# Start of Recorded information

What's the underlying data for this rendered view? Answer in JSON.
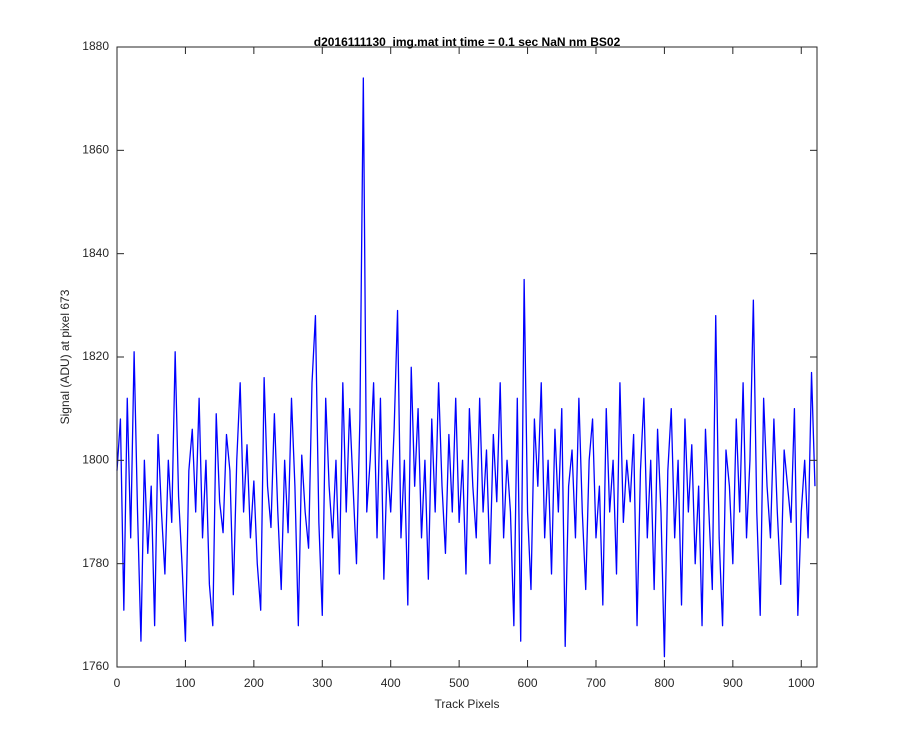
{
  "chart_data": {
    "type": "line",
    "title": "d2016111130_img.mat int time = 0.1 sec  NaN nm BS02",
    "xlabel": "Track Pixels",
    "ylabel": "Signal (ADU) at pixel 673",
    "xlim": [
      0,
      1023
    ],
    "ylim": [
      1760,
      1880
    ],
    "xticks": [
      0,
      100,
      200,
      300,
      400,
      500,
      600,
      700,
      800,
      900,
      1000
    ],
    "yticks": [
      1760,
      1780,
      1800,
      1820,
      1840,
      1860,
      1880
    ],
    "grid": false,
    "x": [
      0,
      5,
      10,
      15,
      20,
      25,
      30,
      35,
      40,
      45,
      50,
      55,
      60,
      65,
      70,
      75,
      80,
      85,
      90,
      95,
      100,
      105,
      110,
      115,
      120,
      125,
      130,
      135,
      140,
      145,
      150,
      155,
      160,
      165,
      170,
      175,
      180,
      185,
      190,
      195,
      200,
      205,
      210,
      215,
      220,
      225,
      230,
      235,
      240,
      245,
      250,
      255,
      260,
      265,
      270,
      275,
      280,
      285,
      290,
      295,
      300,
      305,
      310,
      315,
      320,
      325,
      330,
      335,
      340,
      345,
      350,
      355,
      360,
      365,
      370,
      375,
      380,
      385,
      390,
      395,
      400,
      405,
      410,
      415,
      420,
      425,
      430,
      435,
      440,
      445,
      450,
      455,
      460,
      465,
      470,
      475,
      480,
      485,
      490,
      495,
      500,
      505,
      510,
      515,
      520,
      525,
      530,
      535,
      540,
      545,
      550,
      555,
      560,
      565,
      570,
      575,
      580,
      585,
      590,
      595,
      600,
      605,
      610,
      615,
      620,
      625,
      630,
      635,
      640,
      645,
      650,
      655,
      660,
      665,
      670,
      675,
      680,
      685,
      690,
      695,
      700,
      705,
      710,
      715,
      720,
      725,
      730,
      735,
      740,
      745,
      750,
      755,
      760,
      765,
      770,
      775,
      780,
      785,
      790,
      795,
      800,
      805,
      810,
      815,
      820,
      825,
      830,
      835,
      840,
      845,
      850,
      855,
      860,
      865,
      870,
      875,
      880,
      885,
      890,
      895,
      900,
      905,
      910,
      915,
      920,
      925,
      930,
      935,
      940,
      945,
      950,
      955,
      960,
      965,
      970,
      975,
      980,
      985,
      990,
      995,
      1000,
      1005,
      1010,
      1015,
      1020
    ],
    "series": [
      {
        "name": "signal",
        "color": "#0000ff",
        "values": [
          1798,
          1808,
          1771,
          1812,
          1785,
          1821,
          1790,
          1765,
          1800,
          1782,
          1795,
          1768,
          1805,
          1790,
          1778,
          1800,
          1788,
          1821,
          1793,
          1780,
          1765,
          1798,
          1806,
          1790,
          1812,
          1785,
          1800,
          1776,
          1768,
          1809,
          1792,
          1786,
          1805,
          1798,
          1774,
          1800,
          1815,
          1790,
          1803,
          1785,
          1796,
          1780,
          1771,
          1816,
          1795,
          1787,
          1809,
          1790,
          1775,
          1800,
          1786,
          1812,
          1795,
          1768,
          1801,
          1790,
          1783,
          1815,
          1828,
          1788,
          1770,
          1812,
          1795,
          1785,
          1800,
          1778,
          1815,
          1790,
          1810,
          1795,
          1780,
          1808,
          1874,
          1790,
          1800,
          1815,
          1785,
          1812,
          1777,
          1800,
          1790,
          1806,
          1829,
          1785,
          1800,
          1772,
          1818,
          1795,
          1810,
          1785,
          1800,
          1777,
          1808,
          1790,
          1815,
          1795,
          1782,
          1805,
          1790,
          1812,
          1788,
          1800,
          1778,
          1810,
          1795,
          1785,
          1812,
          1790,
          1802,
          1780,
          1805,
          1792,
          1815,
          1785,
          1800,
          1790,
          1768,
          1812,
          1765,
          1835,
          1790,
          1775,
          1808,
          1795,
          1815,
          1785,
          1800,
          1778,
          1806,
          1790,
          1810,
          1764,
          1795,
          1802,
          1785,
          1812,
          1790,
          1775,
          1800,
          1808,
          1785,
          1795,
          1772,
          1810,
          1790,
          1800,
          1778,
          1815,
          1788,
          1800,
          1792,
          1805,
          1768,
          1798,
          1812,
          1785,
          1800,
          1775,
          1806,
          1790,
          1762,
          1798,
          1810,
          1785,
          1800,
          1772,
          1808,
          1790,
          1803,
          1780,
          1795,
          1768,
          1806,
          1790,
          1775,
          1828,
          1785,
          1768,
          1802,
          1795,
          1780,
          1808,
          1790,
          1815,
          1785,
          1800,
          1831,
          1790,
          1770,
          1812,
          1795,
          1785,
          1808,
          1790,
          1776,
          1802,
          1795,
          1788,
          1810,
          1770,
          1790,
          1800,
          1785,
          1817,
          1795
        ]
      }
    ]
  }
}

# End of Recorded information

→ What you have to do: Make an exact copy of the records shown above, without the pictures.

→ The completed task:
What's the underlying data for this rendered view? Answer in JSON.
{
  "chart_data": {
    "type": "line",
    "title": "d2016111130_img.mat int time = 0.1 sec  NaN nm BS02",
    "xlabel": "Track Pixels",
    "ylabel": "Signal (ADU) at pixel 673",
    "xlim": [
      0,
      1023
    ],
    "ylim": [
      1760,
      1880
    ],
    "xticks": [
      0,
      100,
      200,
      300,
      400,
      500,
      600,
      700,
      800,
      900,
      1000
    ],
    "yticks": [
      1760,
      1780,
      1800,
      1820,
      1840,
      1860,
      1880
    ],
    "grid": false,
    "x": [
      0,
      5,
      10,
      15,
      20,
      25,
      30,
      35,
      40,
      45,
      50,
      55,
      60,
      65,
      70,
      75,
      80,
      85,
      90,
      95,
      100,
      105,
      110,
      115,
      120,
      125,
      130,
      135,
      140,
      145,
      150,
      155,
      160,
      165,
      170,
      175,
      180,
      185,
      190,
      195,
      200,
      205,
      210,
      215,
      220,
      225,
      230,
      235,
      240,
      245,
      250,
      255,
      260,
      265,
      270,
      275,
      280,
      285,
      290,
      295,
      300,
      305,
      310,
      315,
      320,
      325,
      330,
      335,
      340,
      345,
      350,
      355,
      360,
      365,
      370,
      375,
      380,
      385,
      390,
      395,
      400,
      405,
      410,
      415,
      420,
      425,
      430,
      435,
      440,
      445,
      450,
      455,
      460,
      465,
      470,
      475,
      480,
      485,
      490,
      495,
      500,
      505,
      510,
      515,
      520,
      525,
      530,
      535,
      540,
      545,
      550,
      555,
      560,
      565,
      570,
      575,
      580,
      585,
      590,
      595,
      600,
      605,
      610,
      615,
      620,
      625,
      630,
      635,
      640,
      645,
      650,
      655,
      660,
      665,
      670,
      675,
      680,
      685,
      690,
      695,
      700,
      705,
      710,
      715,
      720,
      725,
      730,
      735,
      740,
      745,
      750,
      755,
      760,
      765,
      770,
      775,
      780,
      785,
      790,
      795,
      800,
      805,
      810,
      815,
      820,
      825,
      830,
      835,
      840,
      845,
      850,
      855,
      860,
      865,
      870,
      875,
      880,
      885,
      890,
      895,
      900,
      905,
      910,
      915,
      920,
      925,
      930,
      935,
      940,
      945,
      950,
      955,
      960,
      965,
      970,
      975,
      980,
      985,
      990,
      995,
      1000,
      1005,
      1010,
      1015,
      1020
    ],
    "series": [
      {
        "name": "signal",
        "color": "#0000ff",
        "values": [
          1798,
          1808,
          1771,
          1812,
          1785,
          1821,
          1790,
          1765,
          1800,
          1782,
          1795,
          1768,
          1805,
          1790,
          1778,
          1800,
          1788,
          1821,
          1793,
          1780,
          1765,
          1798,
          1806,
          1790,
          1812,
          1785,
          1800,
          1776,
          1768,
          1809,
          1792,
          1786,
          1805,
          1798,
          1774,
          1800,
          1815,
          1790,
          1803,
          1785,
          1796,
          1780,
          1771,
          1816,
          1795,
          1787,
          1809,
          1790,
          1775,
          1800,
          1786,
          1812,
          1795,
          1768,
          1801,
          1790,
          1783,
          1815,
          1828,
          1788,
          1770,
          1812,
          1795,
          1785,
          1800,
          1778,
          1815,
          1790,
          1810,
          1795,
          1780,
          1808,
          1874,
          1790,
          1800,
          1815,
          1785,
          1812,
          1777,
          1800,
          1790,
          1806,
          1829,
          1785,
          1800,
          1772,
          1818,
          1795,
          1810,
          1785,
          1800,
          1777,
          1808,
          1790,
          1815,
          1795,
          1782,
          1805,
          1790,
          1812,
          1788,
          1800,
          1778,
          1810,
          1795,
          1785,
          1812,
          1790,
          1802,
          1780,
          1805,
          1792,
          1815,
          1785,
          1800,
          1790,
          1768,
          1812,
          1765,
          1835,
          1790,
          1775,
          1808,
          1795,
          1815,
          1785,
          1800,
          1778,
          1806,
          1790,
          1810,
          1764,
          1795,
          1802,
          1785,
          1812,
          1790,
          1775,
          1800,
          1808,
          1785,
          1795,
          1772,
          1810,
          1790,
          1800,
          1778,
          1815,
          1788,
          1800,
          1792,
          1805,
          1768,
          1798,
          1812,
          1785,
          1800,
          1775,
          1806,
          1790,
          1762,
          1798,
          1810,
          1785,
          1800,
          1772,
          1808,
          1790,
          1803,
          1780,
          1795,
          1768,
          1806,
          1790,
          1775,
          1828,
          1785,
          1768,
          1802,
          1795,
          1780,
          1808,
          1790,
          1815,
          1785,
          1800,
          1831,
          1790,
          1770,
          1812,
          1795,
          1785,
          1808,
          1790,
          1776,
          1802,
          1795,
          1788,
          1810,
          1770,
          1790,
          1800,
          1785,
          1817,
          1795
        ]
      }
    ]
  }
}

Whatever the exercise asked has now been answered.